--- BEGIN ---

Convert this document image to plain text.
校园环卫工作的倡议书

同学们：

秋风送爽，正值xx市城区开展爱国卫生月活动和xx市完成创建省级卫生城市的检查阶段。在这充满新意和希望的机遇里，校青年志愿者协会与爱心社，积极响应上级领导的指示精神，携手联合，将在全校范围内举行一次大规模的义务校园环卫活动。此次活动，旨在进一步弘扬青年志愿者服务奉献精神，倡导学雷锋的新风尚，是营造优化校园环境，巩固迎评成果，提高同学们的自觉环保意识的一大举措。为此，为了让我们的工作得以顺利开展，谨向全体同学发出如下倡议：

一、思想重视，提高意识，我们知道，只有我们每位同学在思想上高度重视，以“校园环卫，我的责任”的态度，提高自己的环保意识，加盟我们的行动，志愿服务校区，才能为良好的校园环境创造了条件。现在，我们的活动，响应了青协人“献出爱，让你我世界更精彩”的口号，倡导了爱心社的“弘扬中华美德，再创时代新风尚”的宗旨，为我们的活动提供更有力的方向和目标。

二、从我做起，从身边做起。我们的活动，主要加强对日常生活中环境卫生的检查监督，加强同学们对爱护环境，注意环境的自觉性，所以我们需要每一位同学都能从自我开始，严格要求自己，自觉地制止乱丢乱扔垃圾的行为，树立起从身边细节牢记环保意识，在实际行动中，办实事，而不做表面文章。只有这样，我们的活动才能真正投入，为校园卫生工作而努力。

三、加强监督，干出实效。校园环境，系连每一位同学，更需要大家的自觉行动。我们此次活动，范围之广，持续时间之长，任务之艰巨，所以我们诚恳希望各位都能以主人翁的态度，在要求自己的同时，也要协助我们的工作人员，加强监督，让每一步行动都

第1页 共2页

--- END ---

**GIVEN PROBLEM:**
Where does the word "我们的活动" appear in the listing? List each line that holds it.

**SOLUTION TO THE EXERCISE:**
一、思想重视，提高意识，我们知道，只有我们每位同学在思想上高度重视，以“校园环卫，我的责任”的态度，提高自己的环保意识，加盟我们的行动，志愿服务校区，才能为良好的校园环境创造了条件。现在，我们的活动，响应了青协人“献出爱，让你我世界更精彩”的口号，倡导了爱心社的“弘扬中华美德，再创时代新风尚”的宗旨，为我们的活动提供更有力的方向和目标。
二、从我做起，从身边做起。我们的活动，主要加强对日常生活中环境卫生的检查监督，加强同学们对爱护环境，注意环境的自觉性，所以我们需要每一位同学都能从自我开始，严格要求自己，自觉地制止乱丢乱扔垃圾的行为，树立起从身边细节牢记环保意识，在实际行动中，办实事，而不做表面文章。只有这样，我们的活动才能真正投入，为校园卫生工作而努力。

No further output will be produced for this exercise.